### WHAT IS BEING ASKED
Write out the full listing exactly as given, minus the images.

### RECORDS FOR THE TASK

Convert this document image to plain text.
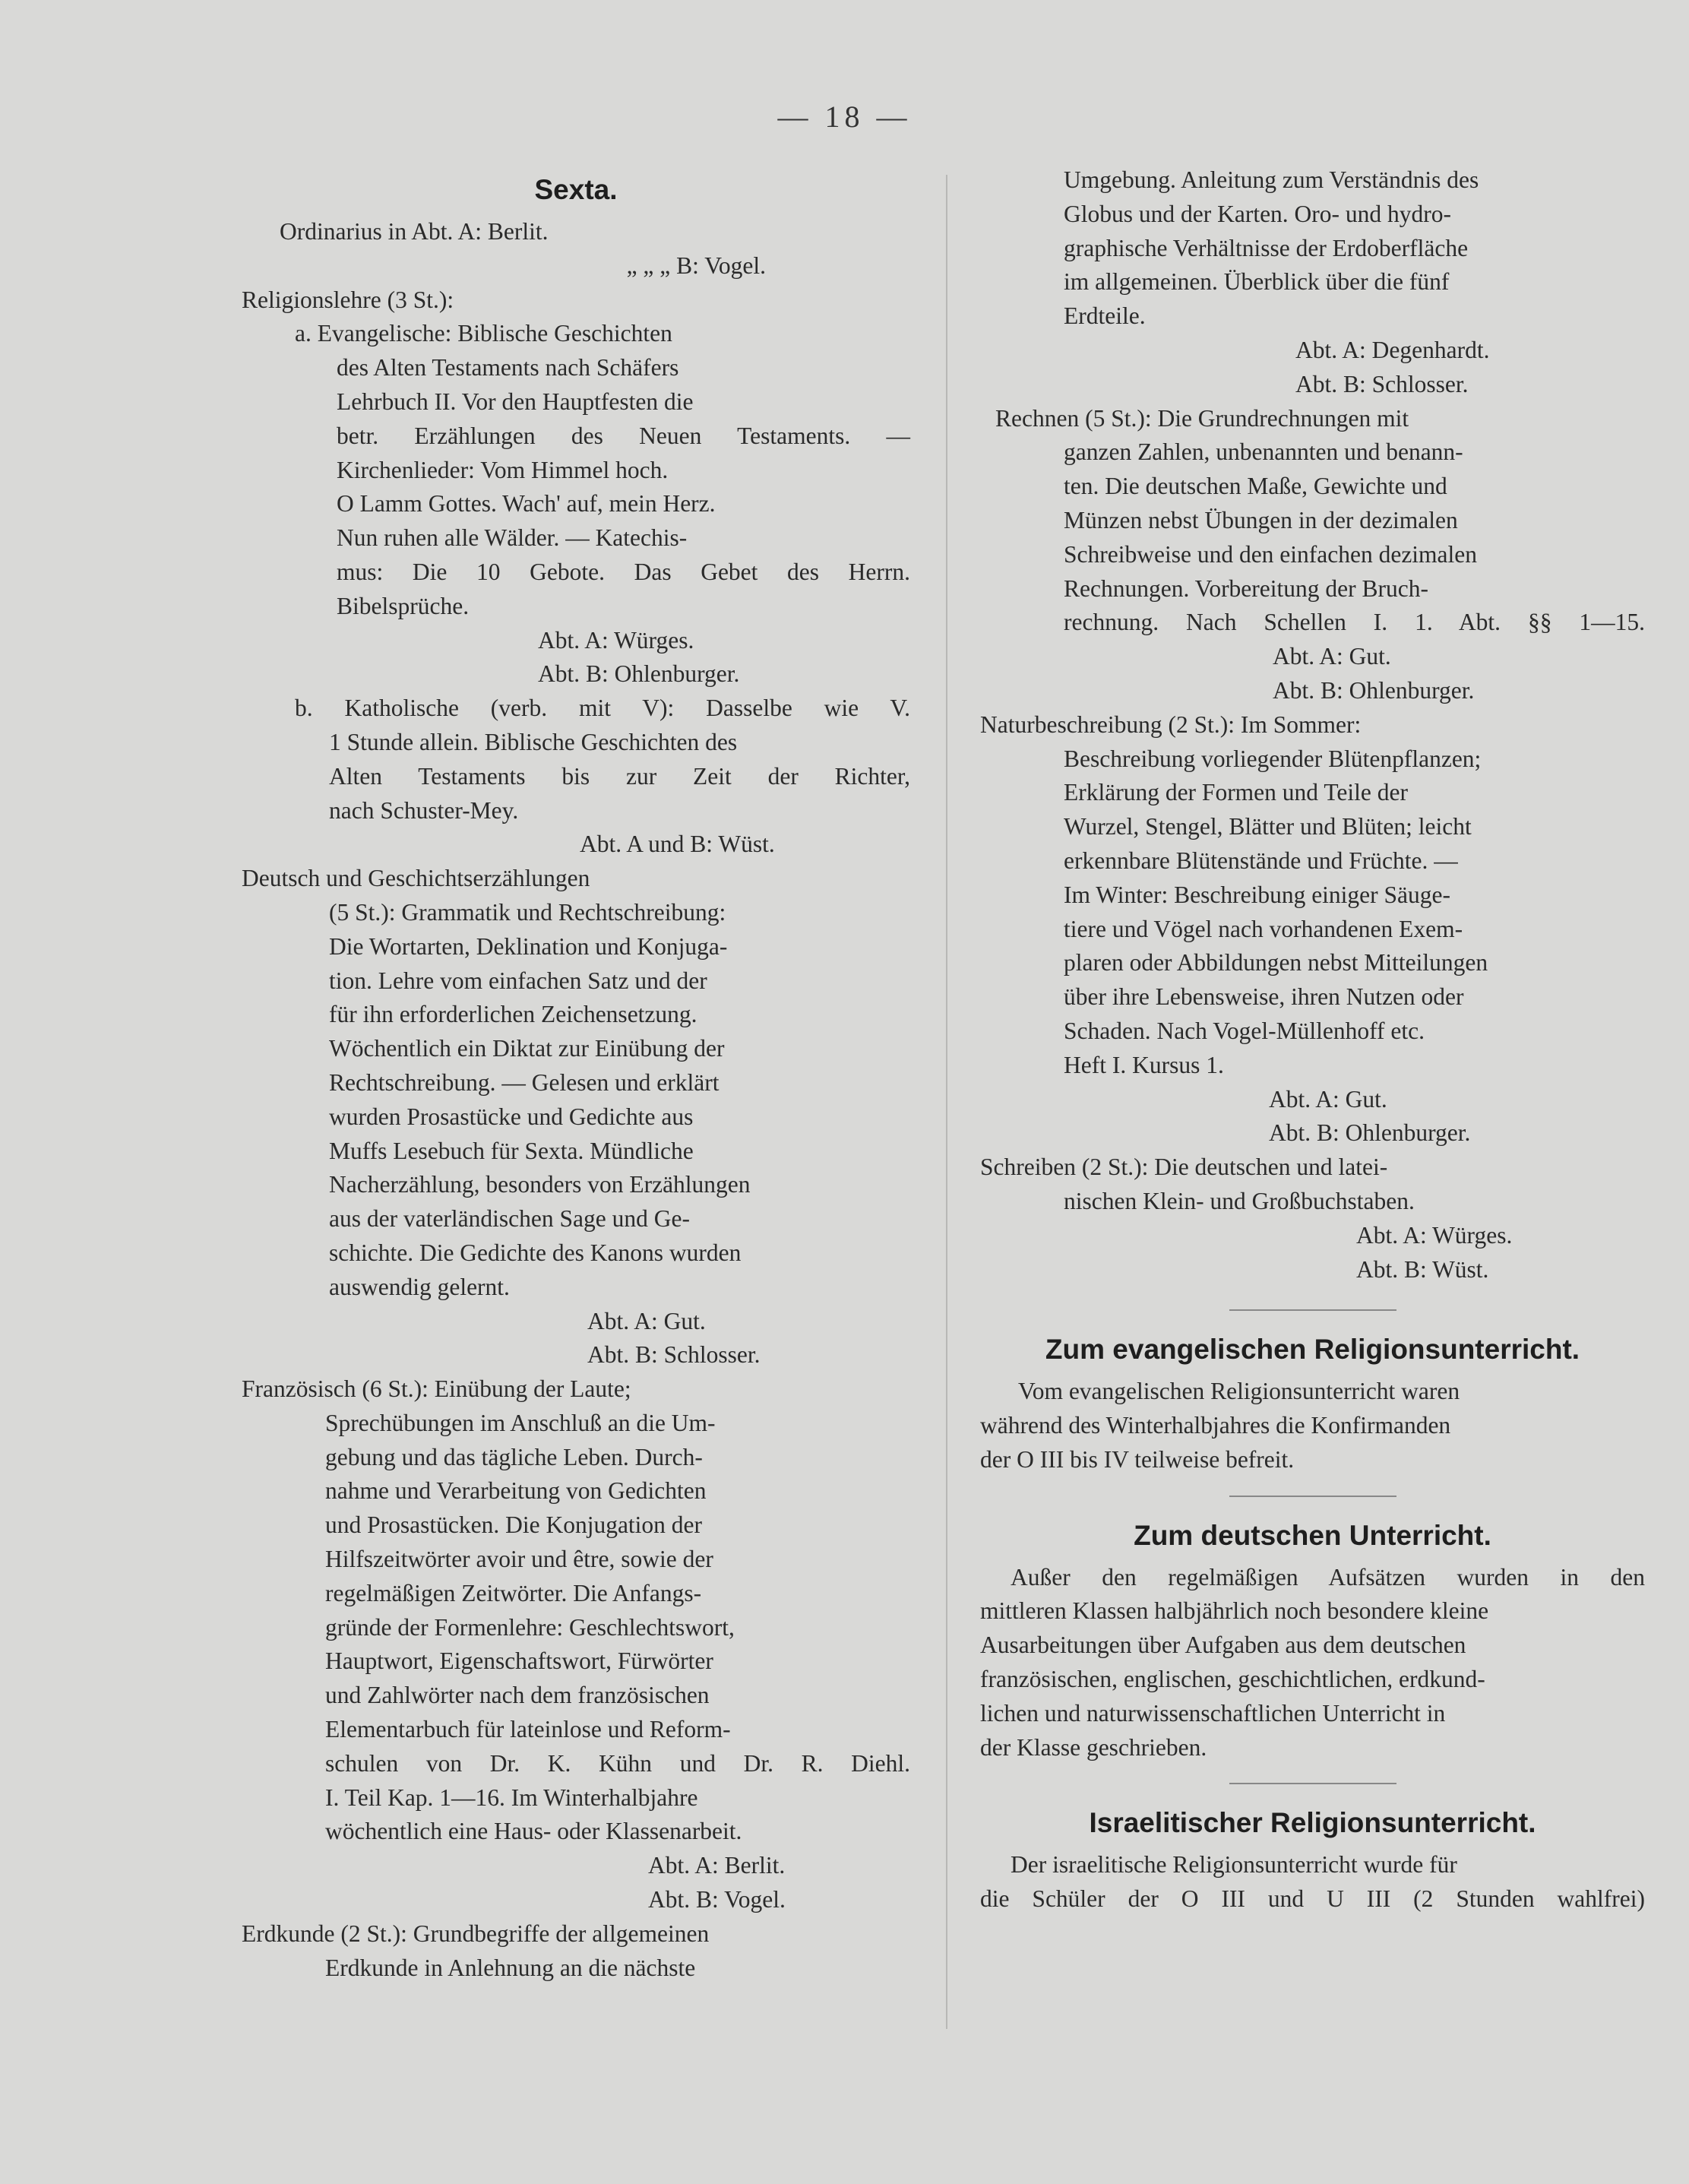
— 18 —
Sexta.
Ordinarius in Abt. A: Berlit.
„ „ „ B: Vogel.
Religionslehre (3 St.):
a. Evangelische: Biblische Geschichten
des Alten Testaments nach Schäfers
Lehrbuch II. Vor den Hauptfesten die
betr. Erzählungen des Neuen Testaments. —
Kirchenlieder: Vom Himmel hoch.
O Lamm Gottes. Wach' auf, mein Herz.
Nun ruhen alle Wälder. — Katechis-
mus: Die 10 Gebote. Das Gebet des Herrn.
Bibelsprüche.
Abt. A: Würges.
Abt. B: Ohlenburger.
b. Katholische (verb. mit V): Dasselbe wie V.
1 Stunde allein. Biblische Geschichten des
Alten Testaments bis zur Zeit der Richter,
nach Schuster-Mey.
Abt. A und B: Wüst.
Deutsch und Geschichtserzählungen
(5 St.): Grammatik und Rechtschreibung:
Die Wortarten, Deklination und Konjuga-
tion. Lehre vom einfachen Satz und der
für ihn erforderlichen Zeichensetzung.
Wöchentlich ein Diktat zur Einübung der
Rechtschreibung. — Gelesen und erklärt
wurden Prosastücke und Gedichte aus
Muffs Lesebuch für Sexta. Mündliche
Nacherzählung, besonders von Erzählungen
aus der vaterländischen Sage und Ge-
schichte. Die Gedichte des Kanons wurden
auswendig gelernt.
Abt. A: Gut.
Abt. B: Schlosser.
Französisch (6 St.): Einübung der Laute;
Sprechübungen im Anschluß an die Um-
gebung und das tägliche Leben. Durch-
nahme und Verarbeitung von Gedichten
und Prosastücken. Die Konjugation der
Hilfszeitwörter avoir und être, sowie der
regelmäßigen Zeitwörter. Die Anfangs-
gründe der Formenlehre: Geschlechtswort,
Hauptwort, Eigenschaftswort, Fürwörter
und Zahlwörter nach dem französischen
Elementarbuch für lateinlose und Reform-
schulen von Dr. K. Kühn und Dr. R. Diehl.
I. Teil Kap. 1—16. Im Winterhalbjahre
wöchentlich eine Haus- oder Klassenarbeit.
Abt. A: Berlit.
Abt. B: Vogel.
Erdkunde (2 St.): Grundbegriffe der allgemeinen
Erdkunde in Anlehnung an die nächste
Umgebung. Anleitung zum Verständnis des
Globus und der Karten. Oro- und hydro-
graphische Verhältnisse der Erdoberfläche
im allgemeinen. Überblick über die fünf
Erdteile.
Abt. A: Degenhardt.
Abt. B: Schlosser.
Rechnen (5 St.): Die Grundrechnungen mit
ganzen Zahlen, unbenannten und benann-
ten. Die deutschen Maße, Gewichte und
Münzen nebst Übungen in der dezimalen
Schreibweise und den einfachen dezimalen
Rechnungen. Vorbereitung der Bruch-
rechnung. Nach Schellen I. 1. Abt. §§ 1—15.
Abt. A: Gut.
Abt. B: Ohlenburger.
Naturbeschreibung (2 St.): Im Sommer:
Beschreibung vorliegender Blütenpflanzen;
Erklärung der Formen und Teile der
Wurzel, Stengel, Blätter und Blüten; leicht
erkennbare Blütenstände und Früchte. —
Im Winter: Beschreibung einiger Säuge-
tiere und Vögel nach vorhandenen Exem-
plaren oder Abbildungen nebst Mitteilungen
über ihre Lebensweise, ihren Nutzen oder
Schaden. Nach Vogel-Müllenhoff etc.
Heft I. Kursus 1.
Abt. A: Gut.
Abt. B: Ohlenburger.
Schreiben (2 St.): Die deutschen und latei-
nischen Klein- und Großbuchstaben.
Abt. A: Würges.
Abt. B: Wüst.
Zum evangelischen Religionsunterricht.
Vom evangelischen Religionsunterricht waren
während des Winterhalbjahres die Konfirmanden
der O III bis IV teilweise befreit.
Zum deutschen Unterricht.
Außer den regelmäßigen Aufsätzen wurden in den
mittleren Klassen halbjährlich noch besondere kleine
Ausarbeitungen über Aufgaben aus dem deutschen
französischen, englischen, geschichtlichen, erdkund-
lichen und naturwissenschaftlichen Unterricht in
der Klasse geschrieben.
Israelitischer Religionsunterricht.
Der israelitische Religionsunterricht wurde für
die Schüler der O III und U III (2 Stunden wahlfrei)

### ANSWER FOR THE TASK
Convert this document image to plain text.
— 18 —
Sexta.
Ordinarius in Abt. A: Berlit.
„ „ „ B: Vogel.
Religionslehre (3 St.):
a. Evangelische: Biblische Geschichten
des Alten Testaments nach Schäfers
Lehrbuch II. Vor den Hauptfesten die
betr. Erzählungen des Neuen Testaments. —
Kirchenlieder: Vom Himmel hoch.
O Lamm Gottes. Wach' auf, mein Herz.
Nun ruhen alle Wälder. — Katechis-
mus: Die 10 Gebote. Das Gebet des Herrn.
Bibelsprüche.
Abt. A: Würges.
Abt. B: Ohlenburger.
b. Katholische (verb. mit V): Dasselbe wie V.
1 Stunde allein. Biblische Geschichten des
Alten Testaments bis zur Zeit der Richter,
nach Schuster-Mey.
Abt. A und B: Wüst.
Deutsch und Geschichtserzählungen
(5 St.): Grammatik und Rechtschreibung:
Die Wortarten, Deklination und Konjuga-
tion. Lehre vom einfachen Satz und der
für ihn erforderlichen Zeichensetzung.
Wöchentlich ein Diktat zur Einübung der
Rechtschreibung. — Gelesen und erklärt
wurden Prosastücke und Gedichte aus
Muffs Lesebuch für Sexta. Mündliche
Nacherzählung, besonders von Erzählungen
aus der vaterländischen Sage und Ge-
schichte. Die Gedichte des Kanons wurden
auswendig gelernt.
Abt. A: Gut.
Abt. B: Schlosser.
Französisch (6 St.): Einübung der Laute;
Sprechübungen im Anschluß an die Um-
gebung und das tägliche Leben. Durch-
nahme und Verarbeitung von Gedichten
und Prosastücken. Die Konjugation der
Hilfszeitwörter avoir und être, sowie der
regelmäßigen Zeitwörter. Die Anfangs-
gründe der Formenlehre: Geschlechtswort,
Hauptwort, Eigenschaftswort, Fürwörter
und Zahlwörter nach dem französischen
Elementarbuch für lateinlose und Reform-
schulen von Dr. K. Kühn und Dr. R. Diehl.
I. Teil Kap. 1—16. Im Winterhalbjahre
wöchentlich eine Haus- oder Klassenarbeit.
Abt. A: Berlit.
Abt. B: Vogel.
Erdkunde (2 St.): Grundbegriffe der allgemeinen
Erdkunde in Anlehnung an die nächste
Umgebung. Anleitung zum Verständnis des
Globus und der Karten. Oro- und hydro-
graphische Verhältnisse der Erdoberfläche
im allgemeinen. Überblick über die fünf
Erdteile.
Abt. A: Degenhardt.
Abt. B: Schlosser.
Rechnen (5 St.): Die Grundrechnungen mit
ganzen Zahlen, unbenannten und benann-
ten. Die deutschen Maße, Gewichte und
Münzen nebst Übungen in der dezimalen
Schreibweise und den einfachen dezimalen
Rechnungen. Vorbereitung der Bruch-
rechnung. Nach Schellen I. 1. Abt. §§ 1—15.
Abt. A: Gut.
Abt. B: Ohlenburger.
Naturbeschreibung (2 St.): Im Sommer:
Beschreibung vorliegender Blütenpflanzen;
Erklärung der Formen und Teile der
Wurzel, Stengel, Blätter und Blüten; leicht
erkennbare Blütenstände und Früchte. —
Im Winter: Beschreibung einiger Säuge-
tiere und Vögel nach vorhandenen Exem-
plaren oder Abbildungen nebst Mitteilungen
über ihre Lebensweise, ihren Nutzen oder
Schaden. Nach Vogel-Müllenhoff etc.
Heft I. Kursus 1.
Abt. A: Gut.
Abt. B: Ohlenburger.
Schreiben (2 St.): Die deutschen und latei-
nischen Klein- und Großbuchstaben.
Abt. A: Würges.
Abt. B: Wüst.
Zum evangelischen Religionsunterricht.
Vom evangelischen Religionsunterricht waren
während des Winterhalbjahres die Konfirmanden
der O III bis IV teilweise befreit.
Zum deutschen Unterricht.
Außer den regelmäßigen Aufsätzen wurden in den
mittleren Klassen halbjährlich noch besondere kleine
Ausarbeitungen über Aufgaben aus dem deutschen
französischen, englischen, geschichtlichen, erdkund-
lichen und naturwissenschaftlichen Unterricht in
der Klasse geschrieben.
Israelitischer Religionsunterricht.
Der israelitische Religionsunterricht wurde für
die Schüler der O III und U III (2 Stunden wahlfrei)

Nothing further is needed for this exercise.